_Short problem:_ Identify the lines bearing the string "style" and gather them.

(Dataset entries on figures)
BEGIN

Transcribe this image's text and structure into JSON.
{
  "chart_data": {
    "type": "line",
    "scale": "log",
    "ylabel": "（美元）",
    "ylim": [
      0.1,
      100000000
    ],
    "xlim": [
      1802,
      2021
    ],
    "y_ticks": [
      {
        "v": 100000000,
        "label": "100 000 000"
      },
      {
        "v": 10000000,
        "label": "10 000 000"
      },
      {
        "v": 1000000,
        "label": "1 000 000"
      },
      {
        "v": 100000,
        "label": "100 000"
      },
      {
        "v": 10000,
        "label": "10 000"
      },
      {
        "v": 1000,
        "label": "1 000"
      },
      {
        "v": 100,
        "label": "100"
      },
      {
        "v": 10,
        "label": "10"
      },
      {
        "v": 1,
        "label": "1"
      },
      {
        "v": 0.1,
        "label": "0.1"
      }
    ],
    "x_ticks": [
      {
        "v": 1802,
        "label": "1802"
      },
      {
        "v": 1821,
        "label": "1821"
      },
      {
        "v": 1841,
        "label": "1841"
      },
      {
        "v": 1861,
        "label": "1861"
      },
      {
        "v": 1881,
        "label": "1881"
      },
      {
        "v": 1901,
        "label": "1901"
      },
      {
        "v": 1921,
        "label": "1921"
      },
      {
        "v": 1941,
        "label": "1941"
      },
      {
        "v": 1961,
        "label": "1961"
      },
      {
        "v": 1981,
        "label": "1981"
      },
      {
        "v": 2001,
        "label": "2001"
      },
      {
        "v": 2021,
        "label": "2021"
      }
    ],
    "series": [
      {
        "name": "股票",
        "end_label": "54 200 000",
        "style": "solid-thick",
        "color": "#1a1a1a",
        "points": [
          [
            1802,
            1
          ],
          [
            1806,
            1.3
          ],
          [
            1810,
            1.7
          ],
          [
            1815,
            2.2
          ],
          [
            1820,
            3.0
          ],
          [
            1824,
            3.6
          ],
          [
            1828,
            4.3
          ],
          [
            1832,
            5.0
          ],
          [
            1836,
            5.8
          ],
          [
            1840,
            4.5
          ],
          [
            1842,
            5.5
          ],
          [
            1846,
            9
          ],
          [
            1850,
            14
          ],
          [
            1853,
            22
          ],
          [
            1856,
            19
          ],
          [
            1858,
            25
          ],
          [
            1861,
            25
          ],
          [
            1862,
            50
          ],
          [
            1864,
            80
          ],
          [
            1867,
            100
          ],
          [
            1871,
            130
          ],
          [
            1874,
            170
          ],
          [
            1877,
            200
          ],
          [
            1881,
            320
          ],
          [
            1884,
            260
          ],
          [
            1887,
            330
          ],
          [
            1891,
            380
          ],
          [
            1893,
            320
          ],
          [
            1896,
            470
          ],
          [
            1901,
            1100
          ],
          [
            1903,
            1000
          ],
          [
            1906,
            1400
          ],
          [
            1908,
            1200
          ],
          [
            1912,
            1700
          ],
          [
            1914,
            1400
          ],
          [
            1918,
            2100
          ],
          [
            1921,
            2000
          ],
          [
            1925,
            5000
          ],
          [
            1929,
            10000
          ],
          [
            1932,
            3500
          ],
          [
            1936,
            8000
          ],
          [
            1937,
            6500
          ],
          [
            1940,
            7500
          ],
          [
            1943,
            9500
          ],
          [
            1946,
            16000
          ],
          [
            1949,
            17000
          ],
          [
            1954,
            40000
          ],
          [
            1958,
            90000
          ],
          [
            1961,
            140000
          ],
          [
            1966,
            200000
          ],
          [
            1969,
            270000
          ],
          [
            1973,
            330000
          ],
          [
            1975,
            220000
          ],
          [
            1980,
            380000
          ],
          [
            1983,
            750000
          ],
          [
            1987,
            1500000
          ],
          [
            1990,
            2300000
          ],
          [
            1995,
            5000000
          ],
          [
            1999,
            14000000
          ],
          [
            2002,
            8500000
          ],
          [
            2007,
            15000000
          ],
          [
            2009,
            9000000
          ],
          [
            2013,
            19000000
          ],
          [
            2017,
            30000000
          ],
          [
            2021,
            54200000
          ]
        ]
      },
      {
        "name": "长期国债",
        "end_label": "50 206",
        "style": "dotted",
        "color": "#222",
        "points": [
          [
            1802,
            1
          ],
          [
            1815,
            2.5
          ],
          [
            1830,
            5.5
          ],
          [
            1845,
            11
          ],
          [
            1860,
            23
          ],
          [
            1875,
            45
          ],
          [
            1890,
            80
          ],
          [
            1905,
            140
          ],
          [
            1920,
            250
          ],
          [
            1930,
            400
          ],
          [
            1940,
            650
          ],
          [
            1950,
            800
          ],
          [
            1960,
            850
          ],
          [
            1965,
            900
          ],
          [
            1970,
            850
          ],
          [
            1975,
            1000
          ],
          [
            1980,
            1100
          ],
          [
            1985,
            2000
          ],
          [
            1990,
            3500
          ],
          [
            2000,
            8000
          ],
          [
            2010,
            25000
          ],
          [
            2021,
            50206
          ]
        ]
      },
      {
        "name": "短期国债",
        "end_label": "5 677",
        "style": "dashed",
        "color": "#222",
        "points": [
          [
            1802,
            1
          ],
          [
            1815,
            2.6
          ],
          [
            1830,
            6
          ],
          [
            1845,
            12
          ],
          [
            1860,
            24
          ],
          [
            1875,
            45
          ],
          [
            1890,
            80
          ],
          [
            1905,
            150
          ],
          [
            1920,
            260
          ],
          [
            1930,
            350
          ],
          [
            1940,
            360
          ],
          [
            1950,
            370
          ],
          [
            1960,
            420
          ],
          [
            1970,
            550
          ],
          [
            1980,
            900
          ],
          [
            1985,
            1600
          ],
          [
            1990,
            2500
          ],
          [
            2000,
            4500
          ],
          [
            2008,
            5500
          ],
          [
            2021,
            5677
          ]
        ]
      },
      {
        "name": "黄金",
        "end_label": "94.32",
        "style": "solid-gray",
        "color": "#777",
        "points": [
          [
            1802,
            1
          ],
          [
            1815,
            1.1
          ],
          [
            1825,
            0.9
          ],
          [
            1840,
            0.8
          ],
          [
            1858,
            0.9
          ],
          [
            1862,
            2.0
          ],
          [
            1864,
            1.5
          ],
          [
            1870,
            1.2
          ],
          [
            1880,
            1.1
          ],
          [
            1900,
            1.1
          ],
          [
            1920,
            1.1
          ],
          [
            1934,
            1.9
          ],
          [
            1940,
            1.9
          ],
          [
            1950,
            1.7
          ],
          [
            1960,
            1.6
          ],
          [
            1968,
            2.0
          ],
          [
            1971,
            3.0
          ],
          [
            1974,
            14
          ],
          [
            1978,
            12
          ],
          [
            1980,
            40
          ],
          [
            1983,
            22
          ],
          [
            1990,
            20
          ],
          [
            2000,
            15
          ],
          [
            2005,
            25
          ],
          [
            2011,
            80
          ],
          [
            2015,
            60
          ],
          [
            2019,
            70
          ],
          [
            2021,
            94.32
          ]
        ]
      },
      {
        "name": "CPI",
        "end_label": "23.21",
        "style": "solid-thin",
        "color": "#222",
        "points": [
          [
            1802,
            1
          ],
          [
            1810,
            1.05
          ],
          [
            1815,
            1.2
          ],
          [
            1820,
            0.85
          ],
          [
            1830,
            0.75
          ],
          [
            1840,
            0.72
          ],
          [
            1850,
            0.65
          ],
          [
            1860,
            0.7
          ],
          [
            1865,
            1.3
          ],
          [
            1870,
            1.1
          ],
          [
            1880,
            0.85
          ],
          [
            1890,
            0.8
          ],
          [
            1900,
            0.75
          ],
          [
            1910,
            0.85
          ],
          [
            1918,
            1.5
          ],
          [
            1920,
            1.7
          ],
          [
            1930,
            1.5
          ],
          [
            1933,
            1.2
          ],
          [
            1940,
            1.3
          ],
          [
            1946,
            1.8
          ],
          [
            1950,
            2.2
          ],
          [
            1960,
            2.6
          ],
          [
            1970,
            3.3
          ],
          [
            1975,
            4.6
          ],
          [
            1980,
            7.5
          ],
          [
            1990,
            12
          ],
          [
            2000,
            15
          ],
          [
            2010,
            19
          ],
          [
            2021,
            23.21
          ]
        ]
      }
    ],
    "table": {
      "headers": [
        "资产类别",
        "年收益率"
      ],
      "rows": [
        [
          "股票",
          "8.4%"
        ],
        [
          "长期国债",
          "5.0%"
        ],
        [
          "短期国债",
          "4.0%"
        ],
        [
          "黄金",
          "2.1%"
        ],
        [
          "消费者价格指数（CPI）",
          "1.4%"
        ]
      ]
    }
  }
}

END

_Task result:_
        "style": "solid-thick",
        "style": "dotted",
        "style": "dashed",
        "style": "solid-gray",
        "style": "solid-thin",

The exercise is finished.